**Records for the exercise**
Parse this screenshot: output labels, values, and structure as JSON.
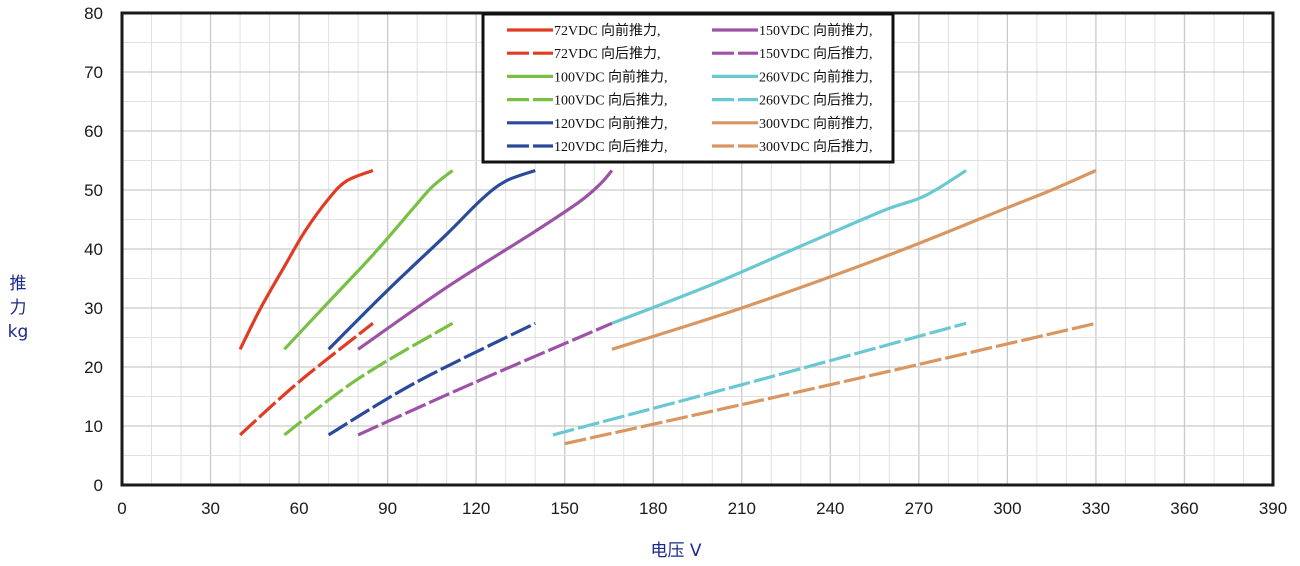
{
  "chart_data": {
    "type": "line",
    "title": "",
    "xlabel": "电压 V",
    "ylabel_lines": [
      "推",
      "力",
      "kg"
    ],
    "xlim": [
      0,
      390
    ],
    "ylim": [
      0,
      80
    ],
    "x_ticks": [
      "0",
      "30",
      "60",
      "90",
      "120",
      "150",
      "180",
      "210",
      "240",
      "270",
      "300",
      "330",
      "360",
      "390"
    ],
    "y_ticks": [
      "0",
      "10",
      "20",
      "30",
      "40",
      "50",
      "60",
      "70",
      "80"
    ],
    "grid": true,
    "legend_position": "top-center",
    "series": [
      {
        "name": "72VDC 向前推力,",
        "color": "#e23b24",
        "dashed": false,
        "points": [
          [
            40,
            23
          ],
          [
            47,
            30
          ],
          [
            55,
            37
          ],
          [
            62,
            43
          ],
          [
            70,
            48.5
          ],
          [
            76,
            51.5
          ],
          [
            85,
            53.3
          ]
        ]
      },
      {
        "name": "72VDC 向后推力,",
        "color": "#e23b24",
        "dashed": true,
        "points": [
          [
            40,
            8.5
          ],
          [
            60,
            17.5
          ],
          [
            85,
            27.4
          ]
        ]
      },
      {
        "name": "100VDC 向前推力,",
        "color": "#77c043",
        "dashed": false,
        "points": [
          [
            55,
            23
          ],
          [
            70,
            31
          ],
          [
            85,
            39
          ],
          [
            98,
            46.5
          ],
          [
            105,
            50.5
          ],
          [
            112,
            53.3
          ]
        ]
      },
      {
        "name": "100VDC 向后推力,",
        "color": "#77c043",
        "dashed": true,
        "points": [
          [
            55,
            8.5
          ],
          [
            80,
            18
          ],
          [
            112,
            27.4
          ]
        ]
      },
      {
        "name": "120VDC 向前推力,",
        "color": "#2a4a9c",
        "dashed": false,
        "points": [
          [
            70,
            23
          ],
          [
            90,
            33
          ],
          [
            110,
            42.5
          ],
          [
            122,
            48.5
          ],
          [
            130,
            51.5
          ],
          [
            140,
            53.3
          ]
        ]
      },
      {
        "name": "120VDC 向后推力,",
        "color": "#2a4a9c",
        "dashed": true,
        "points": [
          [
            70,
            8.5
          ],
          [
            100,
            17.5
          ],
          [
            140,
            27.4
          ]
        ]
      },
      {
        "name": "150VDC 向前推力,",
        "color": "#9c53a6",
        "dashed": false,
        "points": [
          [
            80,
            23
          ],
          [
            110,
            33.5
          ],
          [
            140,
            43
          ],
          [
            155,
            48
          ],
          [
            162,
            51
          ],
          [
            166,
            53.3
          ]
        ]
      },
      {
        "name": "150VDC 向后推力,",
        "color": "#9c53a6",
        "dashed": true,
        "points": [
          [
            80,
            8.5
          ],
          [
            120,
            17.5
          ],
          [
            166,
            27.4
          ]
        ]
      },
      {
        "name": "260VDC 向前推力,",
        "color": "#69c8d2",
        "dashed": false,
        "points": [
          [
            166,
            27.4
          ],
          [
            200,
            34
          ],
          [
            230,
            40.5
          ],
          [
            258,
            46.5
          ],
          [
            272,
            49
          ],
          [
            286,
            53.3
          ]
        ]
      },
      {
        "name": "260VDC 向后推力,",
        "color": "#69c8d2",
        "dashed": true,
        "points": [
          [
            146,
            8.5
          ],
          [
            210,
            17
          ],
          [
            286,
            27.4
          ]
        ]
      },
      {
        "name": "300VDC 向前推力,",
        "color": "#d99660",
        "dashed": false,
        "points": [
          [
            166,
            23
          ],
          [
            210,
            30
          ],
          [
            260,
            39
          ],
          [
            300,
            47
          ],
          [
            315,
            50
          ],
          [
            330,
            53.3
          ]
        ]
      },
      {
        "name": "300VDC 向后推力,",
        "color": "#d99660",
        "dashed": true,
        "points": [
          [
            150,
            7
          ],
          [
            240,
            17
          ],
          [
            330,
            27.4
          ]
        ]
      }
    ]
  }
}
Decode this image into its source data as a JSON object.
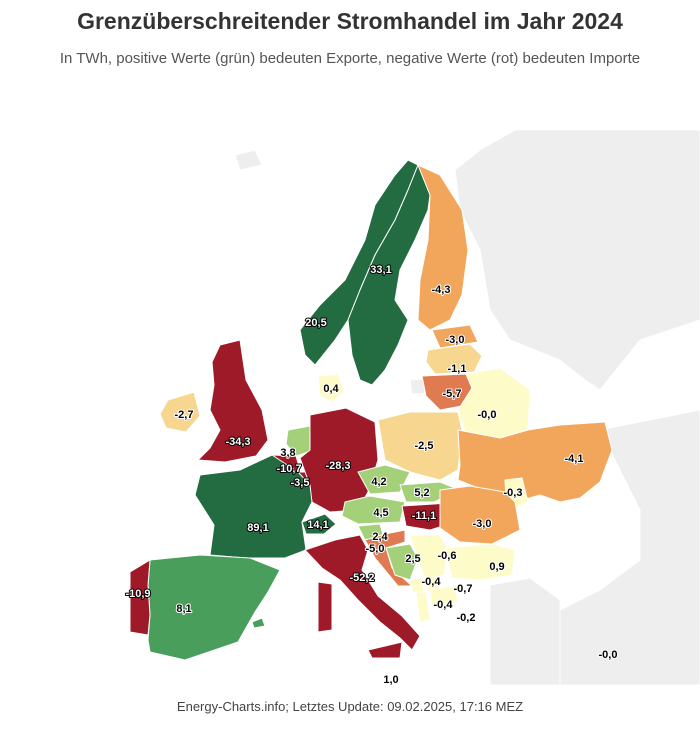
{
  "title": "Grenzüberschreitender Stromhandel im Jahr 2024",
  "subtitle": "In TWh, positive Werte (grün) bedeuten Exporte, negative Werte (rot) bedeuten Importe",
  "credit": "Energy-Charts.info; Letztes Update: 09.02.2025, 17:16 MEZ",
  "colors": {
    "strong_export": "#236b40",
    "export": "#4a9e5c",
    "light_export": "#a4d07a",
    "neutral": "#fdfbc7",
    "light_import": "#f7d690",
    "import": "#f2a65c",
    "strong_import": "#e07a50",
    "heavy_import": "#9e1a28",
    "no_data": "#eeeeee"
  },
  "countries": [
    {
      "code": "NO",
      "name": "Norwegen",
      "value": "20,5",
      "color": "strong_export"
    },
    {
      "code": "SE",
      "name": "Schweden",
      "value": "33,1",
      "color": "strong_export"
    },
    {
      "code": "FI",
      "name": "Finnland",
      "value": "-4,3",
      "color": "import"
    },
    {
      "code": "EE",
      "name": "Estland",
      "value": "-3,0",
      "color": "import"
    },
    {
      "code": "LV",
      "name": "Lettland",
      "value": "-1,1",
      "color": "light_import"
    },
    {
      "code": "LT",
      "name": "Litauen",
      "value": "-5,7",
      "color": "strong_import"
    },
    {
      "code": "BY",
      "name": "Belarus",
      "value": "-0,0",
      "color": "neutral"
    },
    {
      "code": "DK",
      "name": "Dänemark",
      "value": "0,4",
      "color": "neutral"
    },
    {
      "code": "IE",
      "name": "Irland",
      "value": "-2,7",
      "color": "light_import"
    },
    {
      "code": "GB",
      "name": "Großbritannien",
      "value": "-34,3",
      "color": "heavy_import"
    },
    {
      "code": "NL",
      "name": "Niederlande",
      "value": "3,8",
      "color": "light_export"
    },
    {
      "code": "BE",
      "name": "Belgien",
      "value": "-10,7",
      "color": "heavy_import"
    },
    {
      "code": "LU",
      "name": "Luxemburg",
      "value": "-3,5",
      "color": "heavy_import"
    },
    {
      "code": "DE",
      "name": "Deutschland",
      "value": "-28,3",
      "color": "heavy_import"
    },
    {
      "code": "PL",
      "name": "Polen",
      "value": "-2,5",
      "color": "light_import"
    },
    {
      "code": "UA",
      "name": "Ukraine",
      "value": "-4,1",
      "color": "import"
    },
    {
      "code": "MD",
      "name": "Moldau",
      "value": "-0,3",
      "color": "neutral"
    },
    {
      "code": "CZ",
      "name": "Tschechien",
      "value": "4,2",
      "color": "light_export"
    },
    {
      "code": "SK",
      "name": "Slowakei",
      "value": "5,2",
      "color": "light_export"
    },
    {
      "code": "AT",
      "name": "Österreich",
      "value": "4,5",
      "color": "light_export"
    },
    {
      "code": "HU",
      "name": "Ungarn",
      "value": "-11,1",
      "color": "heavy_import"
    },
    {
      "code": "RO",
      "name": "Rumänien",
      "value": "-3,0",
      "color": "import"
    },
    {
      "code": "FR",
      "name": "Frankreich",
      "value": "89,1",
      "color": "strong_export"
    },
    {
      "code": "CH",
      "name": "Schweiz",
      "value": "14,1",
      "color": "strong_export"
    },
    {
      "code": "SI",
      "name": "Slowenien",
      "value": "2,4",
      "color": "light_export"
    },
    {
      "code": "HR",
      "name": "Kroatien",
      "value": "-5,0",
      "color": "strong_import"
    },
    {
      "code": "BA",
      "name": "Bosnien und Herzegowina",
      "value": "2,5",
      "color": "light_export"
    },
    {
      "code": "RS",
      "name": "Serbien",
      "value": "-0,6",
      "color": "neutral"
    },
    {
      "code": "BG",
      "name": "Bulgarien",
      "value": "0,9",
      "color": "neutral"
    },
    {
      "code": "ME",
      "name": "Montenegro",
      "value": "-0,4",
      "color": "neutral"
    },
    {
      "code": "XK",
      "name": "Kosovo",
      "value": "-0,7",
      "color": "neutral"
    },
    {
      "code": "AL",
      "name": "Albanien",
      "value": "-0,4",
      "color": "neutral"
    },
    {
      "code": "MK",
      "name": "Nordmazedonien",
      "value": "-0,2",
      "color": "neutral"
    },
    {
      "code": "IT",
      "name": "Italien",
      "value": "-52,2",
      "color": "heavy_import"
    },
    {
      "code": "ES",
      "name": "Spanien",
      "value": "8,1",
      "color": "export"
    },
    {
      "code": "PT",
      "name": "Portugal",
      "value": "-10,9",
      "color": "heavy_import"
    },
    {
      "code": "TR",
      "name": "Türkei",
      "value": "-0,0",
      "color": "no_data"
    },
    {
      "code": "MT",
      "name": "Malta",
      "value": "1,0",
      "color": "neutral"
    }
  ]
}
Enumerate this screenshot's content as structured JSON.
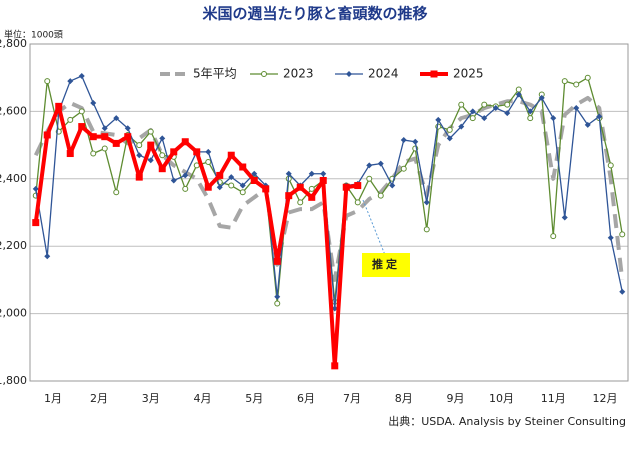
{
  "chart_data": {
    "type": "line",
    "title": "米国の週当たり豚と畜頭数の推移",
    "unit_label": "単位：1000頭",
    "source": "出典：USDA.  Analysis by Steiner Consulting",
    "annotation": "推定",
    "x": [
      1,
      2,
      3,
      4,
      5,
      6,
      7,
      8,
      9,
      10,
      11,
      12,
      13,
      14,
      15,
      16,
      17,
      18,
      19,
      20,
      21,
      22,
      23,
      24,
      25,
      26,
      27,
      28,
      29,
      30,
      31,
      32,
      33,
      34,
      35,
      36,
      37,
      38,
      39,
      40,
      41,
      42,
      43,
      44,
      45,
      46,
      47,
      48,
      49,
      50,
      51,
      52
    ],
    "xlim": [
      0.5,
      52.5
    ],
    "xticks": [
      {
        "value": 2.5,
        "label": "1月"
      },
      {
        "value": 6.5,
        "label": "2月"
      },
      {
        "value": 11,
        "label": "3月"
      },
      {
        "value": 15.5,
        "label": "4月"
      },
      {
        "value": 20,
        "label": "5月"
      },
      {
        "value": 24.5,
        "label": "6月"
      },
      {
        "value": 28.5,
        "label": "7月"
      },
      {
        "value": 33,
        "label": "8月"
      },
      {
        "value": 37.5,
        "label": "9月"
      },
      {
        "value": 41.5,
        "label": "10月"
      },
      {
        "value": 46,
        "label": "11月"
      },
      {
        "value": 50.5,
        "label": "12月"
      }
    ],
    "ylim": [
      1800,
      2800
    ],
    "yticks": [
      {
        "value": 1800,
        "label": "1,800"
      },
      {
        "value": 2000,
        "label": "2,000"
      },
      {
        "value": 2200,
        "label": "2,200"
      },
      {
        "value": 2400,
        "label": "2,400"
      },
      {
        "value": 2600,
        "label": "2,600"
      },
      {
        "value": 2800,
        "label": "2,800"
      }
    ],
    "grid": true,
    "legend": "top",
    "series": [
      {
        "name": "5年平均",
        "color": "#a6a6a6",
        "marker": "none",
        "dashed": true,
        "values": [
          2470,
          2540,
          2600,
          2625,
          2610,
          2540,
          2535,
          2530,
          2505,
          2520,
          2545,
          2470,
          2440,
          2420,
          2400,
          2340,
          2260,
          2255,
          2320,
          2345,
          2370,
          2145,
          2300,
          2310,
          2310,
          2330,
          2100,
          2290,
          2305,
          2340,
          2360,
          2400,
          2450,
          2460,
          2350,
          2500,
          2550,
          2580,
          2590,
          2610,
          2620,
          2630,
          2630,
          2620,
          2600,
          2400,
          2590,
          2620,
          2640,
          2610,
          2400,
          2100
        ]
      },
      {
        "name": "2023",
        "color": "#5e8c31",
        "marker": "circle",
        "values": [
          2350,
          2690,
          2540,
          2575,
          2600,
          2475,
          2490,
          2360,
          2530,
          2500,
          2540,
          2470,
          2465,
          2370,
          2440,
          2450,
          2390,
          2380,
          2360,
          2400,
          2370,
          2030,
          2400,
          2330,
          2370,
          2395,
          2035,
          2380,
          2330,
          2400,
          2350,
          2400,
          2430,
          2490,
          2250,
          2555,
          2545,
          2620,
          2580,
          2620,
          2615,
          2620,
          2665,
          2580,
          2650,
          2230,
          2690,
          2680,
          2700,
          2580,
          2440,
          2235
        ]
      },
      {
        "name": "2024",
        "color": "#2f5597",
        "marker": "diamond",
        "values": [
          2370,
          2170,
          2600,
          2690,
          2705,
          2625,
          2550,
          2580,
          2550,
          2470,
          2455,
          2520,
          2395,
          2410,
          2480,
          2480,
          2375,
          2405,
          2380,
          2415,
          2380,
          2050,
          2415,
          2380,
          2415,
          2415,
          2015,
          2380,
          2385,
          2440,
          2445,
          2380,
          2515,
          2510,
          2330,
          2575,
          2520,
          2555,
          2600,
          2580,
          2610,
          2595,
          2650,
          2600,
          2640,
          2580,
          2285,
          2610,
          2560,
          2585,
          2225,
          2065
        ]
      },
      {
        "name": "2025",
        "color": "#ff0000",
        "marker": "square",
        "width": 4,
        "values": [
          2270,
          2530,
          2615,
          2475,
          2555,
          2525,
          2525,
          2505,
          2525,
          2405,
          2500,
          2430,
          2480,
          2510,
          2480,
          2375,
          2410,
          2470,
          2435,
          2395,
          2370,
          2155,
          2350,
          2375,
          2345,
          2395,
          1845,
          2375,
          2380,
          null,
          null,
          null,
          null,
          null,
          null,
          null,
          null,
          null,
          null,
          null,
          null,
          null,
          null,
          null,
          null,
          null,
          null,
          null,
          null,
          null,
          null,
          null
        ]
      }
    ]
  }
}
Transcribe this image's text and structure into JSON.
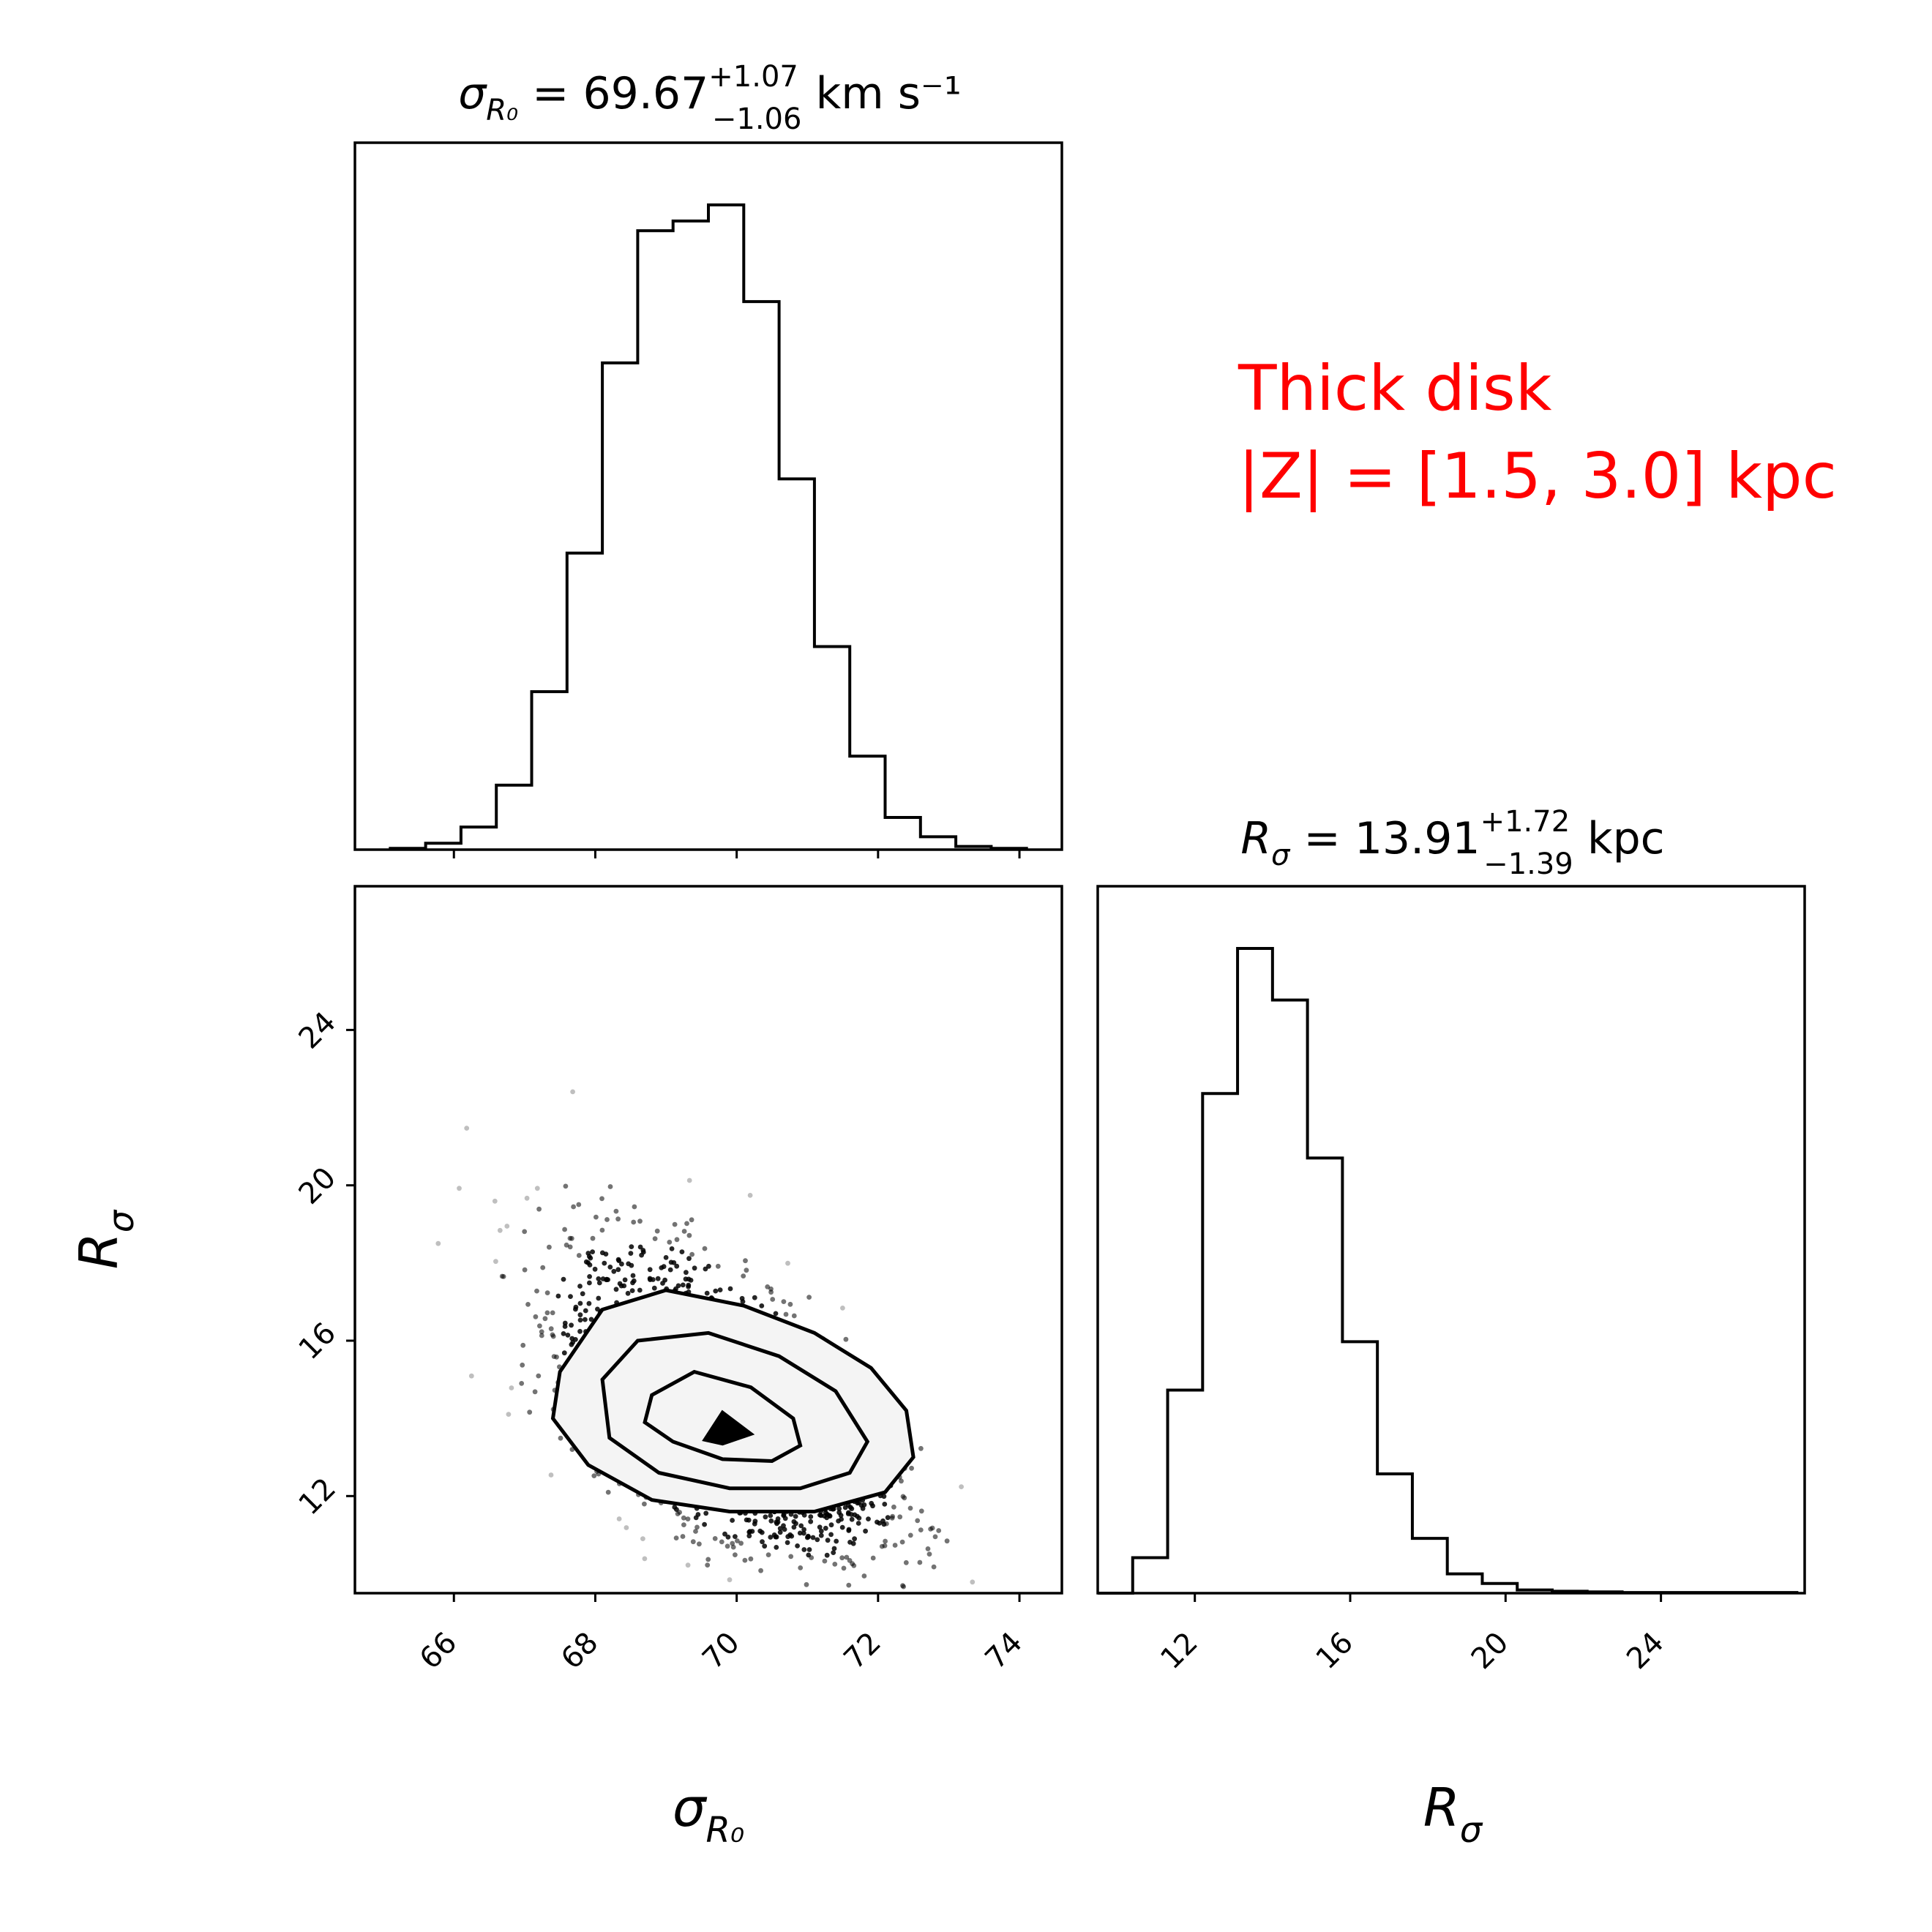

**Direction**
Give only the number of lines in the material above that hold the word "screenshot".

**Response below**
2